■ **Your goal**
Take down each entry exactly as written.
───── Data shown ─────
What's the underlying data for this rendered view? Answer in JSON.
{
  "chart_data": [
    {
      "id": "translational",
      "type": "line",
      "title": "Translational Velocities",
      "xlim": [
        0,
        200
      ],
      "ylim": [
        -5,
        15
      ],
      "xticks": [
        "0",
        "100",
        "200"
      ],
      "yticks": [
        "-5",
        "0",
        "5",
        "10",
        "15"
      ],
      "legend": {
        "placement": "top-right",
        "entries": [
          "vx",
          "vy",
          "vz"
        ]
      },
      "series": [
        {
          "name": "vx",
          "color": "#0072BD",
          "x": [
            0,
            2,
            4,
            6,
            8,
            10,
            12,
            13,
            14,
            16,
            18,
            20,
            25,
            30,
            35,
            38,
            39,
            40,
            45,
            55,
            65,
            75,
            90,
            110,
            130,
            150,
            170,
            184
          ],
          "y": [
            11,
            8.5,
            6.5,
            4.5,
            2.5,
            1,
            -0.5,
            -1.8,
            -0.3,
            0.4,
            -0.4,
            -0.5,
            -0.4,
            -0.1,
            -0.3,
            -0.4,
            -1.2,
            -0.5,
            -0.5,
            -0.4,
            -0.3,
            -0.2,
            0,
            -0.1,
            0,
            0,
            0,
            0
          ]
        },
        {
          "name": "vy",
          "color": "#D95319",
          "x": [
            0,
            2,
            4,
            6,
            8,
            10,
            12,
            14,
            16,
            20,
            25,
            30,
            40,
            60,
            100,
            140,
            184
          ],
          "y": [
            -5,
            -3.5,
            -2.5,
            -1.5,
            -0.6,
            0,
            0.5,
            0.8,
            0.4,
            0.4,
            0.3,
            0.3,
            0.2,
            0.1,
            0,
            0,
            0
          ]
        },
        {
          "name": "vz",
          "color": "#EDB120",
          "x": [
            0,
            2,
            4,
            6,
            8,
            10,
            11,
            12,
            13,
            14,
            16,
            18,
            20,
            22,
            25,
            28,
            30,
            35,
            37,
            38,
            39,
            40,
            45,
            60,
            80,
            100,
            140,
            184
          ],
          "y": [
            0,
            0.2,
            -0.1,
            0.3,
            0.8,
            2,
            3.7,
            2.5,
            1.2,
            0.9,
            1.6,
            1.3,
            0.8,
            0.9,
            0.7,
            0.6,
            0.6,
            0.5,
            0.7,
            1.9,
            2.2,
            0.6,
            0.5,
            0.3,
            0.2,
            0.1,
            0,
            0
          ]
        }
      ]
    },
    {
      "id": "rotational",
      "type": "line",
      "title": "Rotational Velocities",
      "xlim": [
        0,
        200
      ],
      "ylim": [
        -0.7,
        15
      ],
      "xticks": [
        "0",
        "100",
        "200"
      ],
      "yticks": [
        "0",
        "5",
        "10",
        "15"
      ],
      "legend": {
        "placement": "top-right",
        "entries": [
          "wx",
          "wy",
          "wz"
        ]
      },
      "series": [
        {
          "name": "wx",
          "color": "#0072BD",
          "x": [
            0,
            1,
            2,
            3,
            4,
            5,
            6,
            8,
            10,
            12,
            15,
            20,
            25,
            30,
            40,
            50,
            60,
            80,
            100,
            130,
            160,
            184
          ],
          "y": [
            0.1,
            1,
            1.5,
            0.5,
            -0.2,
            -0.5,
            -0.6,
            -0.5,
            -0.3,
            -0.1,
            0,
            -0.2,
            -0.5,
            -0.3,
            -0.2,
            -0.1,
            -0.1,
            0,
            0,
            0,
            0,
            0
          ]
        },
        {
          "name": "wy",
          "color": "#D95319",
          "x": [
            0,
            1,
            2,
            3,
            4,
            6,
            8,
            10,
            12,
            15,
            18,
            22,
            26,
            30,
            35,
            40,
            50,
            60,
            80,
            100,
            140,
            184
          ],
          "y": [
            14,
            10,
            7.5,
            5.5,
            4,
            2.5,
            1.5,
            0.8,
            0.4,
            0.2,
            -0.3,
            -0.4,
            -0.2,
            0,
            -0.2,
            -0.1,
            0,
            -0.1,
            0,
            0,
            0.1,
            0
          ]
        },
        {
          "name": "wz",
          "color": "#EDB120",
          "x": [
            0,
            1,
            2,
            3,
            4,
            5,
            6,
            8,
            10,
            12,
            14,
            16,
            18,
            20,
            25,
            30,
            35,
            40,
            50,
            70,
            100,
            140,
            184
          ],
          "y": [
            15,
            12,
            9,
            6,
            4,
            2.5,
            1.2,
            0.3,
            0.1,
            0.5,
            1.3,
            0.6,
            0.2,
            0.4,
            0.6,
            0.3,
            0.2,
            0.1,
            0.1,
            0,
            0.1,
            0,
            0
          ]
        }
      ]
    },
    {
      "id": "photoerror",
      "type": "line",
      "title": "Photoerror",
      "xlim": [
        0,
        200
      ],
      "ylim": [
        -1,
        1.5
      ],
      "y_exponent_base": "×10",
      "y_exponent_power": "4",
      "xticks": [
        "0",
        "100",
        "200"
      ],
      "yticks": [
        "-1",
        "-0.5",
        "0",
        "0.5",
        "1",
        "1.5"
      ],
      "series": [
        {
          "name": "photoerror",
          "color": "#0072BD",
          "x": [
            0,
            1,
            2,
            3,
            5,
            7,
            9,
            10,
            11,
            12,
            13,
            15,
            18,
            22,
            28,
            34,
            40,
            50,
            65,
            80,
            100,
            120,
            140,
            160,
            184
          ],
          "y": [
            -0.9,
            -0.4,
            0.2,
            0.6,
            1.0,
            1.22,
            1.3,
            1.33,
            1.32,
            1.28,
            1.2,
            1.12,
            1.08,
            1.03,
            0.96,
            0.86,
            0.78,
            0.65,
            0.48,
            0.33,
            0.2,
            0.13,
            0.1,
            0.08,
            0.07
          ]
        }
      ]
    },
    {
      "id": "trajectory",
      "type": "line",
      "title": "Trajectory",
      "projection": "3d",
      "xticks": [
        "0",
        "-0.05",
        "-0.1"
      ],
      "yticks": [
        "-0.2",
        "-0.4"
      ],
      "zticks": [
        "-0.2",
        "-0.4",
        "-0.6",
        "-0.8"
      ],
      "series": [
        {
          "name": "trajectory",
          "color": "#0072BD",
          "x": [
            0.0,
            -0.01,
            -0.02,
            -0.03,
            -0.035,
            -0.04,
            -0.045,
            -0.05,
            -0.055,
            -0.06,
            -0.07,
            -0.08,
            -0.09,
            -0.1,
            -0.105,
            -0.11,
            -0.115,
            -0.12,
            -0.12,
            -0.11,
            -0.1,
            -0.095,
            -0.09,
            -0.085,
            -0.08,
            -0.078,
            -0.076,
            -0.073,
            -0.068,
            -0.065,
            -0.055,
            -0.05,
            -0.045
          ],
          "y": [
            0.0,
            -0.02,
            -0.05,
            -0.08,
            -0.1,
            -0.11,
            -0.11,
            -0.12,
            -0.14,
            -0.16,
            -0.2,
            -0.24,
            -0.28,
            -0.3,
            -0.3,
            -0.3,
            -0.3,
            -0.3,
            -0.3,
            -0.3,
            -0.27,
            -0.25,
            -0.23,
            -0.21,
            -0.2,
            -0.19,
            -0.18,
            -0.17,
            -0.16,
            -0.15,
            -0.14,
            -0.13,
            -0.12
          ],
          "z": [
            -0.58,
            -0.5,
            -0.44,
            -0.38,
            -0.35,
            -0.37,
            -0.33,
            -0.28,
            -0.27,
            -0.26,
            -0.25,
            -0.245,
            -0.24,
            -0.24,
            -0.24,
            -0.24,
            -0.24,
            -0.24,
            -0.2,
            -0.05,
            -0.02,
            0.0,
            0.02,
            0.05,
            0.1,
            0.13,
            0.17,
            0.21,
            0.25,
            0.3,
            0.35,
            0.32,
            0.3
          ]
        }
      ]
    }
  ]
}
─────
■ **Finished answer**
What's the underlying data for this rendered view? Answer in JSON.
{
  "chart_data": [
    {
      "id": "translational",
      "type": "line",
      "title": "Translational Velocities",
      "xlim": [
        0,
        200
      ],
      "ylim": [
        -5,
        15
      ],
      "xticks": [
        "0",
        "100",
        "200"
      ],
      "yticks": [
        "-5",
        "0",
        "5",
        "10",
        "15"
      ],
      "legend": {
        "placement": "top-right",
        "entries": [
          "vx",
          "vy",
          "vz"
        ]
      },
      "series": [
        {
          "name": "vx",
          "color": "#0072BD",
          "x": [
            0,
            2,
            4,
            6,
            8,
            10,
            12,
            13,
            14,
            16,
            18,
            20,
            25,
            30,
            35,
            38,
            39,
            40,
            45,
            55,
            65,
            75,
            90,
            110,
            130,
            150,
            170,
            184
          ],
          "y": [
            11,
            8.5,
            6.5,
            4.5,
            2.5,
            1,
            -0.5,
            -1.8,
            -0.3,
            0.4,
            -0.4,
            -0.5,
            -0.4,
            -0.1,
            -0.3,
            -0.4,
            -1.2,
            -0.5,
            -0.5,
            -0.4,
            -0.3,
            -0.2,
            0,
            -0.1,
            0,
            0,
            0,
            0
          ]
        },
        {
          "name": "vy",
          "color": "#D95319",
          "x": [
            0,
            2,
            4,
            6,
            8,
            10,
            12,
            14,
            16,
            20,
            25,
            30,
            40,
            60,
            100,
            140,
            184
          ],
          "y": [
            -5,
            -3.5,
            -2.5,
            -1.5,
            -0.6,
            0,
            0.5,
            0.8,
            0.4,
            0.4,
            0.3,
            0.3,
            0.2,
            0.1,
            0,
            0,
            0
          ]
        },
        {
          "name": "vz",
          "color": "#EDB120",
          "x": [
            0,
            2,
            4,
            6,
            8,
            10,
            11,
            12,
            13,
            14,
            16,
            18,
            20,
            22,
            25,
            28,
            30,
            35,
            37,
            38,
            39,
            40,
            45,
            60,
            80,
            100,
            140,
            184
          ],
          "y": [
            0,
            0.2,
            -0.1,
            0.3,
            0.8,
            2,
            3.7,
            2.5,
            1.2,
            0.9,
            1.6,
            1.3,
            0.8,
            0.9,
            0.7,
            0.6,
            0.6,
            0.5,
            0.7,
            1.9,
            2.2,
            0.6,
            0.5,
            0.3,
            0.2,
            0.1,
            0,
            0
          ]
        }
      ]
    },
    {
      "id": "rotational",
      "type": "line",
      "title": "Rotational Velocities",
      "xlim": [
        0,
        200
      ],
      "ylim": [
        -0.7,
        15
      ],
      "xticks": [
        "0",
        "100",
        "200"
      ],
      "yticks": [
        "0",
        "5",
        "10",
        "15"
      ],
      "legend": {
        "placement": "top-right",
        "entries": [
          "wx",
          "wy",
          "wz"
        ]
      },
      "series": [
        {
          "name": "wx",
          "color": "#0072BD",
          "x": [
            0,
            1,
            2,
            3,
            4,
            5,
            6,
            8,
            10,
            12,
            15,
            20,
            25,
            30,
            40,
            50,
            60,
            80,
            100,
            130,
            160,
            184
          ],
          "y": [
            0.1,
            1,
            1.5,
            0.5,
            -0.2,
            -0.5,
            -0.6,
            -0.5,
            -0.3,
            -0.1,
            0,
            -0.2,
            -0.5,
            -0.3,
            -0.2,
            -0.1,
            -0.1,
            0,
            0,
            0,
            0,
            0
          ]
        },
        {
          "name": "wy",
          "color": "#D95319",
          "x": [
            0,
            1,
            2,
            3,
            4,
            6,
            8,
            10,
            12,
            15,
            18,
            22,
            26,
            30,
            35,
            40,
            50,
            60,
            80,
            100,
            140,
            184
          ],
          "y": [
            14,
            10,
            7.5,
            5.5,
            4,
            2.5,
            1.5,
            0.8,
            0.4,
            0.2,
            -0.3,
            -0.4,
            -0.2,
            0,
            -0.2,
            -0.1,
            0,
            -0.1,
            0,
            0,
            0.1,
            0
          ]
        },
        {
          "name": "wz",
          "color": "#EDB120",
          "x": [
            0,
            1,
            2,
            3,
            4,
            5,
            6,
            8,
            10,
            12,
            14,
            16,
            18,
            20,
            25,
            30,
            35,
            40,
            50,
            70,
            100,
            140,
            184
          ],
          "y": [
            15,
            12,
            9,
            6,
            4,
            2.5,
            1.2,
            0.3,
            0.1,
            0.5,
            1.3,
            0.6,
            0.2,
            0.4,
            0.6,
            0.3,
            0.2,
            0.1,
            0.1,
            0,
            0.1,
            0,
            0
          ]
        }
      ]
    },
    {
      "id": "photoerror",
      "type": "line",
      "title": "Photoerror",
      "xlim": [
        0,
        200
      ],
      "ylim": [
        -1,
        1.5
      ],
      "y_exponent_base": "×10",
      "y_exponent_power": "4",
      "xticks": [
        "0",
        "100",
        "200"
      ],
      "yticks": [
        "-1",
        "-0.5",
        "0",
        "0.5",
        "1",
        "1.5"
      ],
      "series": [
        {
          "name": "photoerror",
          "color": "#0072BD",
          "x": [
            0,
            1,
            2,
            3,
            5,
            7,
            9,
            10,
            11,
            12,
            13,
            15,
            18,
            22,
            28,
            34,
            40,
            50,
            65,
            80,
            100,
            120,
            140,
            160,
            184
          ],
          "y": [
            -0.9,
            -0.4,
            0.2,
            0.6,
            1.0,
            1.22,
            1.3,
            1.33,
            1.32,
            1.28,
            1.2,
            1.12,
            1.08,
            1.03,
            0.96,
            0.86,
            0.78,
            0.65,
            0.48,
            0.33,
            0.2,
            0.13,
            0.1,
            0.08,
            0.07
          ]
        }
      ]
    },
    {
      "id": "trajectory",
      "type": "line",
      "title": "Trajectory",
      "projection": "3d",
      "xticks": [
        "0",
        "-0.05",
        "-0.1"
      ],
      "yticks": [
        "-0.2",
        "-0.4"
      ],
      "zticks": [
        "-0.2",
        "-0.4",
        "-0.6",
        "-0.8"
      ],
      "series": [
        {
          "name": "trajectory",
          "color": "#0072BD",
          "x": [
            0.0,
            -0.01,
            -0.02,
            -0.03,
            -0.035,
            -0.04,
            -0.045,
            -0.05,
            -0.055,
            -0.06,
            -0.07,
            -0.08,
            -0.09,
            -0.1,
            -0.105,
            -0.11,
            -0.115,
            -0.12,
            -0.12,
            -0.11,
            -0.1,
            -0.095,
            -0.09,
            -0.085,
            -0.08,
            -0.078,
            -0.076,
            -0.073,
            -0.068,
            -0.065,
            -0.055,
            -0.05,
            -0.045
          ],
          "y": [
            0.0,
            -0.02,
            -0.05,
            -0.08,
            -0.1,
            -0.11,
            -0.11,
            -0.12,
            -0.14,
            -0.16,
            -0.2,
            -0.24,
            -0.28,
            -0.3,
            -0.3,
            -0.3,
            -0.3,
            -0.3,
            -0.3,
            -0.3,
            -0.27,
            -0.25,
            -0.23,
            -0.21,
            -0.2,
            -0.19,
            -0.18,
            -0.17,
            -0.16,
            -0.15,
            -0.14,
            -0.13,
            -0.12
          ],
          "z": [
            -0.58,
            -0.5,
            -0.44,
            -0.38,
            -0.35,
            -0.37,
            -0.33,
            -0.28,
            -0.27,
            -0.26,
            -0.25,
            -0.245,
            -0.24,
            -0.24,
            -0.24,
            -0.24,
            -0.24,
            -0.24,
            -0.2,
            -0.05,
            -0.02,
            0.0,
            0.02,
            0.05,
            0.1,
            0.13,
            0.17,
            0.21,
            0.25,
            0.3,
            0.35,
            0.32,
            0.3
          ]
        }
      ]
    }
  ]
}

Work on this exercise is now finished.